▶ [Instructions for the task]: Reproduce the material in full, exactly as written.

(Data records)
········

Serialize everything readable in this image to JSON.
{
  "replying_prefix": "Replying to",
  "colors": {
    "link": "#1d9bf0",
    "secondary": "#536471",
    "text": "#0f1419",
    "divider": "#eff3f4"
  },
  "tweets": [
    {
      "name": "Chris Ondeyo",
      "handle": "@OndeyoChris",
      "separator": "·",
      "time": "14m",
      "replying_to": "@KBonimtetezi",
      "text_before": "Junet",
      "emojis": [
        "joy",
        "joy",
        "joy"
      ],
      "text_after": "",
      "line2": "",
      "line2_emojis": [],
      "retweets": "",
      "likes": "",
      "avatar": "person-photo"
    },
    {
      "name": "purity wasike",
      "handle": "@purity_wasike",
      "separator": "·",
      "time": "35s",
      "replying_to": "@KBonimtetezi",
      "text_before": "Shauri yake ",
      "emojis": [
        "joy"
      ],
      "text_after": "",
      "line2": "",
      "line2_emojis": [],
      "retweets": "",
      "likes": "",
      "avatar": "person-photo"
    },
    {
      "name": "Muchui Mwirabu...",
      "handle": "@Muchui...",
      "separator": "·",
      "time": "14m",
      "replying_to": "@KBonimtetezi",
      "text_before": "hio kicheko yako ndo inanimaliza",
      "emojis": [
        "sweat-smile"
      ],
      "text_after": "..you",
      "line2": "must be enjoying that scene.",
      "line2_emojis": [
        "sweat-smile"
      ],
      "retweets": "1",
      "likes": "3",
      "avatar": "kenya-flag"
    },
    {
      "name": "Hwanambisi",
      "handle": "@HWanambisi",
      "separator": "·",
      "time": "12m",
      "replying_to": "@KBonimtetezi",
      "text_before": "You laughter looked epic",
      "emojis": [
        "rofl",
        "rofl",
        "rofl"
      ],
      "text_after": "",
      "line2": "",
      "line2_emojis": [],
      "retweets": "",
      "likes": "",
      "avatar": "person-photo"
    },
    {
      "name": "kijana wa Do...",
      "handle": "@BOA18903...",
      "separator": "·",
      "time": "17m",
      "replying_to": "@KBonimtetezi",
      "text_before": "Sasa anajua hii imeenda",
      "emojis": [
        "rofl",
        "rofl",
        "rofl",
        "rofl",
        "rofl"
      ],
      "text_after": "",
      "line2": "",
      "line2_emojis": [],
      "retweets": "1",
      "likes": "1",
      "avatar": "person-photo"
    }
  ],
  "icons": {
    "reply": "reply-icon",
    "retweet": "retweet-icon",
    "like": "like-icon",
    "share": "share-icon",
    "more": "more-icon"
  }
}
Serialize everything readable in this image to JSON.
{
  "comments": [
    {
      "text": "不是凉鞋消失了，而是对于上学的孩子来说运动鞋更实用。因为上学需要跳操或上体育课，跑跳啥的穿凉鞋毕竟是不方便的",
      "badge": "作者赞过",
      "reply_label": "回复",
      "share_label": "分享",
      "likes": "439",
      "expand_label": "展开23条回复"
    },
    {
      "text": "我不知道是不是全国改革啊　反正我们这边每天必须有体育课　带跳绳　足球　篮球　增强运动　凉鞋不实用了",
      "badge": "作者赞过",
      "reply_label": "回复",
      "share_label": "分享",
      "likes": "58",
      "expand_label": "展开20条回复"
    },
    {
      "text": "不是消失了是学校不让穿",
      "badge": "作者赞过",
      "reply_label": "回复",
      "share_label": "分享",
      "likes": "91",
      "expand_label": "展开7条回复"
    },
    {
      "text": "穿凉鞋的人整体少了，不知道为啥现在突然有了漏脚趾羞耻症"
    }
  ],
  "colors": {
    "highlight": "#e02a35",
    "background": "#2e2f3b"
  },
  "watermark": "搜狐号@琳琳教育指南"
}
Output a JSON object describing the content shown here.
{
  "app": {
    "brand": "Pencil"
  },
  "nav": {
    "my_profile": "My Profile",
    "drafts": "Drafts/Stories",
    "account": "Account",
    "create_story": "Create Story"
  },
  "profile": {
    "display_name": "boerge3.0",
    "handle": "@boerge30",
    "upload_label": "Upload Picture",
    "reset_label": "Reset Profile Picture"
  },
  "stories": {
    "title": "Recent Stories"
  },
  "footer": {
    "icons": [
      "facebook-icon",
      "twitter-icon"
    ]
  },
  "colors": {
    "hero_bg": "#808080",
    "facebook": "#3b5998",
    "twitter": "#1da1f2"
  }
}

········

▶ [Response to the exercise]:
Serialize everything readable in this image to JSON.
{
  "replying_prefix": "Replying to",
  "colors": {
    "link": "#1d9bf0",
    "secondary": "#536471",
    "text": "#0f1419",
    "divider": "#eff3f4"
  },
  "tweets": [
    {
      "name": "Chris Ondeyo",
      "handle": "@OndeyoChris",
      "separator": "·",
      "time": "14m",
      "replying_to": "@KBonimtetezi",
      "text_before": "Junet",
      "emojis": [
        "joy",
        "joy",
        "joy"
      ],
      "text_after": "",
      "line2": "",
      "line2_emojis": [],
      "retweets": "",
      "likes": "",
      "avatar": "person-photo"
    },
    {
      "name": "purity wasike",
      "handle": "@purity_wasike",
      "separator": "·",
      "time": "35s",
      "replying_to": "@KBonimtetezi",
      "text_before": "Shauri yake ",
      "emojis": [
        "joy"
      ],
      "text_after": "",
      "line2": "",
      "line2_emojis": [],
      "retweets": "",
      "likes": "",
      "avatar": "person-photo"
    },
    {
      "name": "Muchui Mwirabu...",
      "handle": "@Muchui...",
      "separator": "·",
      "time": "14m",
      "replying_to": "@KBonimtetezi",
      "text_before": "hio kicheko yako ndo inanimaliza",
      "emojis": [
        "sweat-smile"
      ],
      "text_after": "..you",
      "line2": "must be enjoying that scene.",
      "line2_emojis": [
        "sweat-smile"
      ],
      "retweets": "1",
      "likes": "3",
      "avatar": "kenya-flag"
    },
    {
      "name": "Hwanambisi",
      "handle": "@HWanambisi",
      "separator": "·",
      "time": "12m",
      "replying_to": "@KBonimtetezi",
      "text_before": "You laughter looked epic",
      "emojis": [
        "rofl",
        "rofl",
        "rofl"
      ],
      "text_after": "",
      "line2": "",
      "line2_emojis": [],
      "retweets": "",
      "likes": "",
      "avatar": "person-photo"
    },
    {
      "name": "kijana wa Do...",
      "handle": "@BOA18903...",
      "separator": "·",
      "time": "17m",
      "replying_to": "@KBonimtetezi",
      "text_before": "Sasa anajua hii imeenda",
      "emojis": [
        "rofl",
        "rofl",
        "rofl",
        "rofl",
        "rofl"
      ],
      "text_after": "",
      "line2": "",
      "line2_emojis": [],
      "retweets": "1",
      "likes": "1",
      "avatar": "person-photo"
    }
  ],
  "icons": {
    "reply": "reply-icon",
    "retweet": "retweet-icon",
    "like": "like-icon",
    "share": "share-icon",
    "more": "more-icon"
  }
}
Serialize everything readable in this image to JSON.
{
  "comments": [
    {
      "text": "不是凉鞋消失了，而是对于上学的孩子来说运动鞋更实用。因为上学需要跳操或上体育课，跑跳啥的穿凉鞋毕竟是不方便的",
      "badge": "作者赞过",
      "reply_label": "回复",
      "share_label": "分享",
      "likes": "439",
      "expand_label": "展开23条回复"
    },
    {
      "text": "我不知道是不是全国改革啊　反正我们这边每天必须有体育课　带跳绳　足球　篮球　增强运动　凉鞋不实用了",
      "badge": "作者赞过",
      "reply_label": "回复",
      "share_label": "分享",
      "likes": "58",
      "expand_label": "展开20条回复"
    },
    {
      "text": "不是消失了是学校不让穿",
      "badge": "作者赞过",
      "reply_label": "回复",
      "share_label": "分享",
      "likes": "91",
      "expand_label": "展开7条回复"
    },
    {
      "text": "穿凉鞋的人整体少了，不知道为啥现在突然有了漏脚趾羞耻症"
    }
  ],
  "colors": {
    "highlight": "#e02a35",
    "background": "#2e2f3b"
  },
  "watermark": "搜狐号@琳琳教育指南"
}
Output a JSON object describing the content shown here.
{
  "app": {
    "brand": "Pencil"
  },
  "nav": {
    "my_profile": "My Profile",
    "drafts": "Drafts/Stories",
    "account": "Account",
    "create_story": "Create Story"
  },
  "profile": {
    "display_name": "boerge3.0",
    "handle": "@boerge30",
    "upload_label": "Upload Picture",
    "reset_label": "Reset Profile Picture"
  },
  "stories": {
    "title": "Recent Stories"
  },
  "footer": {
    "icons": [
      "facebook-icon",
      "twitter-icon"
    ]
  },
  "colors": {
    "hero_bg": "#808080",
    "facebook": "#3b5998",
    "twitter": "#1da1f2"
  }
}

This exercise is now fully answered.